(RECORDS SHOWN):
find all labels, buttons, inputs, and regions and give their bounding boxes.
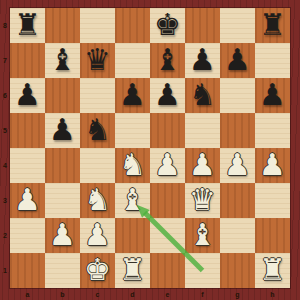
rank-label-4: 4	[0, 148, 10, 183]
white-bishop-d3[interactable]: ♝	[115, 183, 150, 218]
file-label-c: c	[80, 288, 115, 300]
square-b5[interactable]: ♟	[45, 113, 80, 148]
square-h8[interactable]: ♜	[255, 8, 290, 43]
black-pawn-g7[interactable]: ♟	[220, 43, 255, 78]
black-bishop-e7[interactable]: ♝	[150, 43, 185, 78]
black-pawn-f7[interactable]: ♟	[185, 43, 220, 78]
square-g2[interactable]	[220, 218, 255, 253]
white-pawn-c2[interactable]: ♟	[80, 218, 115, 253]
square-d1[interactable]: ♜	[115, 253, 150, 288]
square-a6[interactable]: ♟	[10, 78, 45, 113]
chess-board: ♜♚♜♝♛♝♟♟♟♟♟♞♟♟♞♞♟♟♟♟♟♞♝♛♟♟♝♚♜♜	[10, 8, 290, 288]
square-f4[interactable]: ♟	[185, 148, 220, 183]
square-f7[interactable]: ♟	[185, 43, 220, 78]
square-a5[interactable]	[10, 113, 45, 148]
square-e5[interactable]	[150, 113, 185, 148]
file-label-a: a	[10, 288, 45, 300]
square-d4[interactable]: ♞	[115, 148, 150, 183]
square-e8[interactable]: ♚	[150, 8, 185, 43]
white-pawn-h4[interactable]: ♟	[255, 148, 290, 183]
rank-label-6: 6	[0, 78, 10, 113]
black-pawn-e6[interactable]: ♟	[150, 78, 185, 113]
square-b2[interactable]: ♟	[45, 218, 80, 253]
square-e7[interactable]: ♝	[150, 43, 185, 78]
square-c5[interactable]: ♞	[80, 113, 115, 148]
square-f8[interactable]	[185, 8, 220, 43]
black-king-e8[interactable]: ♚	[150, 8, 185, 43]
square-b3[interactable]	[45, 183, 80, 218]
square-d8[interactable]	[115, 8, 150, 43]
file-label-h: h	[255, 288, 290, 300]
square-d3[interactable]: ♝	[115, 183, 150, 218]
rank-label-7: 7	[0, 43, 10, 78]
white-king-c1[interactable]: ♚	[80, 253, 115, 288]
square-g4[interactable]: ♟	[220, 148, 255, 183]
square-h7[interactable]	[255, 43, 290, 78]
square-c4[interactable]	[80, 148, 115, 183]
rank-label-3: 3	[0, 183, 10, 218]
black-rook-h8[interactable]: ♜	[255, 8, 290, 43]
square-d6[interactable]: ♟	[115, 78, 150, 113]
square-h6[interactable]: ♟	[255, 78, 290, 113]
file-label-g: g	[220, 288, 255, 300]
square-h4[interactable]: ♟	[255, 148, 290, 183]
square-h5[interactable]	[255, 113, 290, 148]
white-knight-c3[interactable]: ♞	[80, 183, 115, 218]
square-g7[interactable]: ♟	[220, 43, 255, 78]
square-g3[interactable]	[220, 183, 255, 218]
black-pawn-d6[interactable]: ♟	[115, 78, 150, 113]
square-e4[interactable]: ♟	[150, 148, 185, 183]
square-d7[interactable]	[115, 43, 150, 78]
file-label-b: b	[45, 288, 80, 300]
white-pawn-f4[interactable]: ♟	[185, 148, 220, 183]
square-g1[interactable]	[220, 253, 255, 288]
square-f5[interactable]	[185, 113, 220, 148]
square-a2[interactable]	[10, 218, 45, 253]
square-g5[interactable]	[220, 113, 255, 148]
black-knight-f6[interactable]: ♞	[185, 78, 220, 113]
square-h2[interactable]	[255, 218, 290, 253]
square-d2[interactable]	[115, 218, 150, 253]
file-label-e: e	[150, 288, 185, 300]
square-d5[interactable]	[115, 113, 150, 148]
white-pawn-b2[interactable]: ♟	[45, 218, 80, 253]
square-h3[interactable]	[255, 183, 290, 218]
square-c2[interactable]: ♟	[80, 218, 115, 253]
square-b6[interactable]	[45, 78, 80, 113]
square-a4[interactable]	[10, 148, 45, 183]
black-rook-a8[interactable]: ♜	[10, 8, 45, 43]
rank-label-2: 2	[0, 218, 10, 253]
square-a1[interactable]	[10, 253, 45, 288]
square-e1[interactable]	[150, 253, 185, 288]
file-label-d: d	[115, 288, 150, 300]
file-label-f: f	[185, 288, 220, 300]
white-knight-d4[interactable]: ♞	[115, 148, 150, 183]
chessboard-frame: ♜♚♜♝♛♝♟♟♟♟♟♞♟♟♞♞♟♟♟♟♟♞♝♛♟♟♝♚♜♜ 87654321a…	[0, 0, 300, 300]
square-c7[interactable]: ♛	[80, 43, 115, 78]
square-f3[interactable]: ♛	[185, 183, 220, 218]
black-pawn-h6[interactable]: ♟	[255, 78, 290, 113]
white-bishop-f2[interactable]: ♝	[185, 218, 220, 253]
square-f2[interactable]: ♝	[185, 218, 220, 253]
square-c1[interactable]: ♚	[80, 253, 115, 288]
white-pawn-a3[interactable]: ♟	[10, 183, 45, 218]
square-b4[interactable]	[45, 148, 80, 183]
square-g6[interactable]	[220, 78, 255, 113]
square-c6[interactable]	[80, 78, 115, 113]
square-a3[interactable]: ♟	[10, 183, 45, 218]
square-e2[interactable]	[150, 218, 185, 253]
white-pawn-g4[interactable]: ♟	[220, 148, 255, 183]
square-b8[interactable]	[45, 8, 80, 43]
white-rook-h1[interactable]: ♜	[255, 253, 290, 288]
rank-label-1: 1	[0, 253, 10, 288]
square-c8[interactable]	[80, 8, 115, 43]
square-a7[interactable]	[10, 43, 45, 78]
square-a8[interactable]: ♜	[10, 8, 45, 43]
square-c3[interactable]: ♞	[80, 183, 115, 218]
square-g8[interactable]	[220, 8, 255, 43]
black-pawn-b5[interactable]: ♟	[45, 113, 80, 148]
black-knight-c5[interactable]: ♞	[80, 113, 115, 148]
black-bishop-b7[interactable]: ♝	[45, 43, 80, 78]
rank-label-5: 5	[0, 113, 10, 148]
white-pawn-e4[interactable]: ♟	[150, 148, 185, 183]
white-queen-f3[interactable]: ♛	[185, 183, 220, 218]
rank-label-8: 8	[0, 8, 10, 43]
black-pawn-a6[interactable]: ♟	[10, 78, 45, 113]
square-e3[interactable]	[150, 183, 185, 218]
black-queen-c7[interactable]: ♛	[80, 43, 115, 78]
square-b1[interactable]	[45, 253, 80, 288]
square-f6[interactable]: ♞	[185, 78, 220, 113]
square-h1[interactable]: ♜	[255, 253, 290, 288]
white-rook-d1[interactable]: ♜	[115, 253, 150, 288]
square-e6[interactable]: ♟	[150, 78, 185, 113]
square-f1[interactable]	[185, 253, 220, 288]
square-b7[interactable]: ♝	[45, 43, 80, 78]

(WHAT IS REQUIRED):
Rewrite every item above with "clickable" in place of each "interactable", changing nothing else, and omit the pictures.

(EXERCISE ANSWER):
find all labels, buttons, inputs, and regions and give their bounding boxes.
rank-label-4: 4	[0, 148, 10, 183]
white-bishop-d3[clickable]: ♝	[115, 183, 150, 218]
file-label-c: c	[80, 288, 115, 300]
square-b5[clickable]: ♟	[45, 113, 80, 148]
square-h8[clickable]: ♜	[255, 8, 290, 43]
black-pawn-g7[clickable]: ♟	[220, 43, 255, 78]
black-bishop-e7[clickable]: ♝	[150, 43, 185, 78]
black-pawn-f7[clickable]: ♟	[185, 43, 220, 78]
square-g2[clickable]	[220, 218, 255, 253]
white-pawn-c2[clickable]: ♟	[80, 218, 115, 253]
square-d1[clickable]: ♜	[115, 253, 150, 288]
square-a6[clickable]: ♟	[10, 78, 45, 113]
chess-board: ♜♚♜♝♛♝♟♟♟♟♟♞♟♟♞♞♟♟♟♟♟♞♝♛♟♟♝♚♜♜	[10, 8, 290, 288]
square-f4[clickable]: ♟	[185, 148, 220, 183]
square-f7[clickable]: ♟	[185, 43, 220, 78]
square-a5[clickable]	[10, 113, 45, 148]
square-e5[clickable]	[150, 113, 185, 148]
file-label-a: a	[10, 288, 45, 300]
square-d4[clickable]: ♞	[115, 148, 150, 183]
square-e8[clickable]: ♚	[150, 8, 185, 43]
white-pawn-h4[clickable]: ♟	[255, 148, 290, 183]
rank-label-6: 6	[0, 78, 10, 113]
black-pawn-e6[clickable]: ♟	[150, 78, 185, 113]
square-b2[clickable]: ♟	[45, 218, 80, 253]
square-e7[clickable]: ♝	[150, 43, 185, 78]
square-c5[clickable]: ♞	[80, 113, 115, 148]
square-f8[clickable]	[185, 8, 220, 43]
black-king-e8[clickable]: ♚	[150, 8, 185, 43]
square-b3[clickable]	[45, 183, 80, 218]
square-d8[clickable]	[115, 8, 150, 43]
file-label-h: h	[255, 288, 290, 300]
square-d3[clickable]: ♝	[115, 183, 150, 218]
rank-label-7: 7	[0, 43, 10, 78]
white-king-c1[clickable]: ♚	[80, 253, 115, 288]
square-g4[clickable]: ♟	[220, 148, 255, 183]
square-h7[clickable]	[255, 43, 290, 78]
square-c4[clickable]	[80, 148, 115, 183]
rank-label-3: 3	[0, 183, 10, 218]
black-rook-h8[clickable]: ♜	[255, 8, 290, 43]
square-d6[clickable]: ♟	[115, 78, 150, 113]
square-h6[clickable]: ♟	[255, 78, 290, 113]
file-label-g: g	[220, 288, 255, 300]
square-h4[clickable]: ♟	[255, 148, 290, 183]
square-h5[clickable]	[255, 113, 290, 148]
white-knight-c3[clickable]: ♞	[80, 183, 115, 218]
square-g7[clickable]: ♟	[220, 43, 255, 78]
square-g3[clickable]	[220, 183, 255, 218]
black-pawn-d6[clickable]: ♟	[115, 78, 150, 113]
square-e4[clickable]: ♟	[150, 148, 185, 183]
square-d7[clickable]	[115, 43, 150, 78]
file-label-b: b	[45, 288, 80, 300]
white-pawn-f4[clickable]: ♟	[185, 148, 220, 183]
square-g1[clickable]	[220, 253, 255, 288]
square-f5[clickable]	[185, 113, 220, 148]
square-a2[clickable]	[10, 218, 45, 253]
square-g5[clickable]	[220, 113, 255, 148]
black-knight-f6[clickable]: ♞	[185, 78, 220, 113]
square-h2[clickable]	[255, 218, 290, 253]
square-d2[clickable]	[115, 218, 150, 253]
file-label-e: e	[150, 288, 185, 300]
square-d5[clickable]	[115, 113, 150, 148]
white-pawn-b2[clickable]: ♟	[45, 218, 80, 253]
square-h3[clickable]	[255, 183, 290, 218]
square-c2[clickable]: ♟	[80, 218, 115, 253]
square-b6[clickable]	[45, 78, 80, 113]
square-a4[clickable]	[10, 148, 45, 183]
black-rook-a8[clickable]: ♜	[10, 8, 45, 43]
rank-label-2: 2	[0, 218, 10, 253]
square-a1[clickable]	[10, 253, 45, 288]
square-e1[clickable]	[150, 253, 185, 288]
file-label-d: d	[115, 288, 150, 300]
file-label-f: f	[185, 288, 220, 300]
white-knight-d4[clickable]: ♞	[115, 148, 150, 183]
chessboard-frame: ♜♚♜♝♛♝♟♟♟♟♟♞♟♟♞♞♟♟♟♟♟♞♝♛♟♟♝♚♜♜ 87654321a…	[0, 0, 300, 300]
square-c7[clickable]: ♛	[80, 43, 115, 78]
square-f3[clickable]: ♛	[185, 183, 220, 218]
black-pawn-h6[clickable]: ♟	[255, 78, 290, 113]
white-bishop-f2[clickable]: ♝	[185, 218, 220, 253]
square-f2[clickable]: ♝	[185, 218, 220, 253]
square-c1[clickable]: ♚	[80, 253, 115, 288]
white-pawn-a3[clickable]: ♟	[10, 183, 45, 218]
square-b4[clickable]	[45, 148, 80, 183]
square-g6[clickable]	[220, 78, 255, 113]
square-c6[clickable]	[80, 78, 115, 113]
square-a3[clickable]: ♟	[10, 183, 45, 218]
square-e2[clickable]	[150, 218, 185, 253]
white-pawn-g4[clickable]: ♟	[220, 148, 255, 183]
square-b8[clickable]	[45, 8, 80, 43]
white-rook-h1[clickable]: ♜	[255, 253, 290, 288]
rank-label-1: 1	[0, 253, 10, 288]
square-c8[clickable]	[80, 8, 115, 43]
square-a7[clickable]	[10, 43, 45, 78]
square-a8[clickable]: ♜	[10, 8, 45, 43]
square-c3[clickable]: ♞	[80, 183, 115, 218]
square-g8[clickable]	[220, 8, 255, 43]
black-pawn-b5[clickable]: ♟	[45, 113, 80, 148]
black-knight-c5[clickable]: ♞	[80, 113, 115, 148]
black-bishop-b7[clickable]: ♝	[45, 43, 80, 78]
rank-label-5: 5	[0, 113, 10, 148]
white-pawn-e4[clickable]: ♟	[150, 148, 185, 183]
white-queen-f3[clickable]: ♛	[185, 183, 220, 218]
rank-label-8: 8	[0, 8, 10, 43]
black-pawn-a6[clickable]: ♟	[10, 78, 45, 113]
square-e3[clickable]	[150, 183, 185, 218]
black-queen-c7[clickable]: ♛	[80, 43, 115, 78]
square-b1[clickable]	[45, 253, 80, 288]
square-f6[clickable]: ♞	[185, 78, 220, 113]
square-h1[clickable]: ♜	[255, 253, 290, 288]
white-rook-d1[clickable]: ♜	[115, 253, 150, 288]
square-e6[clickable]: ♟	[150, 78, 185, 113]
square-f1[clickable]	[185, 253, 220, 288]
square-b7[clickable]: ♝	[45, 43, 80, 78]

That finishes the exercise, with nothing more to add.